[Data excerpts]
* * *
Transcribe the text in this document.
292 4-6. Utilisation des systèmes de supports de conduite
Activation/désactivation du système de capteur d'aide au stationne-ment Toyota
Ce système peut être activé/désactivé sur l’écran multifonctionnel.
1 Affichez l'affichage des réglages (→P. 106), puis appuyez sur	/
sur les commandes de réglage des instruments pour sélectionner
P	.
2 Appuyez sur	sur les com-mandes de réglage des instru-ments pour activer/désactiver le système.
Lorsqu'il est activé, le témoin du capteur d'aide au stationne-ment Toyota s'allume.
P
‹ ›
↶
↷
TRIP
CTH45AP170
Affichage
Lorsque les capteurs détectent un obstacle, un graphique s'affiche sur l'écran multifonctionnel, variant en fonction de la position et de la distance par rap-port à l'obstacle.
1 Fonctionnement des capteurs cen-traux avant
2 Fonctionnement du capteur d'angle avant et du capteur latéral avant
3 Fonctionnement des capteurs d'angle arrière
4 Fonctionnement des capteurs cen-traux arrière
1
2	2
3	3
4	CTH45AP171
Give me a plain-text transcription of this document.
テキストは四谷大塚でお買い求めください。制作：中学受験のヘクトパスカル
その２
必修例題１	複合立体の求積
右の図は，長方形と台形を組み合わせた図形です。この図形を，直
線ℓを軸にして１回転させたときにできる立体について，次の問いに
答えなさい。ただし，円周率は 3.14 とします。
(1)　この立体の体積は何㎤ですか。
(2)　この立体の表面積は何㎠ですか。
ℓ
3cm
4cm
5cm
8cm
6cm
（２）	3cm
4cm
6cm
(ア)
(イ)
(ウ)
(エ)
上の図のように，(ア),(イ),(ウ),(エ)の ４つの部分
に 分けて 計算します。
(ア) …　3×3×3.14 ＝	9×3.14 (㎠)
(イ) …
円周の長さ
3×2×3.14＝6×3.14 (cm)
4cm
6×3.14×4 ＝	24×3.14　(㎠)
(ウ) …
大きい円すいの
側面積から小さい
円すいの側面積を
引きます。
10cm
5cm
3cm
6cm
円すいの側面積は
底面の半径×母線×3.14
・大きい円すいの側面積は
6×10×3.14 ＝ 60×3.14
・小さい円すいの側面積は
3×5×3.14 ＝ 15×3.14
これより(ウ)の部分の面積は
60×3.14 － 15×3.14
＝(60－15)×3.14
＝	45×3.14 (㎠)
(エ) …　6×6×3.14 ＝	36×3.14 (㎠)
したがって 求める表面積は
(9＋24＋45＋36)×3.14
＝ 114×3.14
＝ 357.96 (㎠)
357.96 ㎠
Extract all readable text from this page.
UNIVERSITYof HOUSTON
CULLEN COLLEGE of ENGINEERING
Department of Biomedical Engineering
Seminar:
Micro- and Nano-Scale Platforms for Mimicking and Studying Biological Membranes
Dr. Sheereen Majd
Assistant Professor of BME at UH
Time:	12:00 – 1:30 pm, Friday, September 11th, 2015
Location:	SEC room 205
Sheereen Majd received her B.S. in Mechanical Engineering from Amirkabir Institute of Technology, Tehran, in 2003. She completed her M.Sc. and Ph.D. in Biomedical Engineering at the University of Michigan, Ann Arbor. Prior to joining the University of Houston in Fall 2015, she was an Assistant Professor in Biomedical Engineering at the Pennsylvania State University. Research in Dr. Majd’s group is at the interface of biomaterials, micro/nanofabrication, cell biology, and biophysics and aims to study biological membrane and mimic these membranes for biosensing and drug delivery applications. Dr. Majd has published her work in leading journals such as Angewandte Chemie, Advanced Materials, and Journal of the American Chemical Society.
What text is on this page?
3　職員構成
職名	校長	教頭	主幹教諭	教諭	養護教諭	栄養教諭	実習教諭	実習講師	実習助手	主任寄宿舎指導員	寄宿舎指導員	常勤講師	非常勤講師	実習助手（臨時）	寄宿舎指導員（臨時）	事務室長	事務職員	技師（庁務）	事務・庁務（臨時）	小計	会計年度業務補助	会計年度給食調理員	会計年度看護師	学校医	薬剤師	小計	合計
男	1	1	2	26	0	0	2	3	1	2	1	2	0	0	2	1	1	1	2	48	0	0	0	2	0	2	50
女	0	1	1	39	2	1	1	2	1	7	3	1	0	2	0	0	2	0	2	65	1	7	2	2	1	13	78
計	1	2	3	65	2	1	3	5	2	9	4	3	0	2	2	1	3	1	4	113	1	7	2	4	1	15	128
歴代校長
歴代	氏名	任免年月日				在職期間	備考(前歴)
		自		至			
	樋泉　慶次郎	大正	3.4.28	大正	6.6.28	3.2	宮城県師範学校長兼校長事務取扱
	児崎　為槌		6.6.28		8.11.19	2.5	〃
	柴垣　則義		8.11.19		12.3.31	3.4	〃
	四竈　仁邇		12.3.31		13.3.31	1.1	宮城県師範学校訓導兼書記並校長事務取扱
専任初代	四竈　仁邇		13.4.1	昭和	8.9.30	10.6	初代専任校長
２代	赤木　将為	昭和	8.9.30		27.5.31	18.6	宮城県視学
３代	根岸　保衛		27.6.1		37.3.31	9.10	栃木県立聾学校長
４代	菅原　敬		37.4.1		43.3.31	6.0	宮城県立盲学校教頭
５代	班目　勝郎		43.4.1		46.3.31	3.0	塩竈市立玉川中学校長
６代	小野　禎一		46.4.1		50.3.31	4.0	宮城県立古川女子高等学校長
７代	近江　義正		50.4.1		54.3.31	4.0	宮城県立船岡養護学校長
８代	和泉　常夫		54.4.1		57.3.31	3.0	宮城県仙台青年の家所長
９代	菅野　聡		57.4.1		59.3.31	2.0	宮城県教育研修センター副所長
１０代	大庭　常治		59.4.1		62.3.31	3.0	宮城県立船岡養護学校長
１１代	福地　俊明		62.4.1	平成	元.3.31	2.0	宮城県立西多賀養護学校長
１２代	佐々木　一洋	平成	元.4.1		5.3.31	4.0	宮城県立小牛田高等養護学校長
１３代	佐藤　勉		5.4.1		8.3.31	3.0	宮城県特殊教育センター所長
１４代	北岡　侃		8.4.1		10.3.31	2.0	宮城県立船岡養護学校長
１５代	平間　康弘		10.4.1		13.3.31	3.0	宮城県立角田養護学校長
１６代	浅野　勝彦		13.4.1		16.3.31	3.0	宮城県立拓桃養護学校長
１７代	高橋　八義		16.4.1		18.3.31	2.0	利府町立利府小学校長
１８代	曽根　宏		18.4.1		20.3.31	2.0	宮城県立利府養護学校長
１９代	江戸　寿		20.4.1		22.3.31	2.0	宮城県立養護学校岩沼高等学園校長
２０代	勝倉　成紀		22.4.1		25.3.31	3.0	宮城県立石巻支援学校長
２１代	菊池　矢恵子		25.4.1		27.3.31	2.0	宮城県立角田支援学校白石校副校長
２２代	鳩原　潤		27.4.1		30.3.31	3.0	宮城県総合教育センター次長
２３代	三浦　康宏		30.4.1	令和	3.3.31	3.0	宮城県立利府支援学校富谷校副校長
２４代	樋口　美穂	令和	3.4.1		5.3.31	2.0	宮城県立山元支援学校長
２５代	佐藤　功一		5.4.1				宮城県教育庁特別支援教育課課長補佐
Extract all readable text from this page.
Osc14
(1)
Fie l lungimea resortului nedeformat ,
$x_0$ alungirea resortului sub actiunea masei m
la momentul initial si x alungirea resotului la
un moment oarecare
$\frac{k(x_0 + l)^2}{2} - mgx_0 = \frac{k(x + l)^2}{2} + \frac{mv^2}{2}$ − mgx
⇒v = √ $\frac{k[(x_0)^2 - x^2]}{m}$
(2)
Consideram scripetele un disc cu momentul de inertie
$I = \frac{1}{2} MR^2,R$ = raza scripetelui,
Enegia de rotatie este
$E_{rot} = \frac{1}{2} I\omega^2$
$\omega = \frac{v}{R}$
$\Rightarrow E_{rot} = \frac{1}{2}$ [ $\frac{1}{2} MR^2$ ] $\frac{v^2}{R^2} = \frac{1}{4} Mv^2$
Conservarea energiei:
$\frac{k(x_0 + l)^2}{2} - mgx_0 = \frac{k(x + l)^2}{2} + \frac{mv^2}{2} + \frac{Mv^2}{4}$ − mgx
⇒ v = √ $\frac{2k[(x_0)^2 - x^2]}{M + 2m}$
* * *
◆ **Task prompt**: Report how many lines in the data include the word "Assistant", and give nothing but the count.

◆ **Result for this task**: 2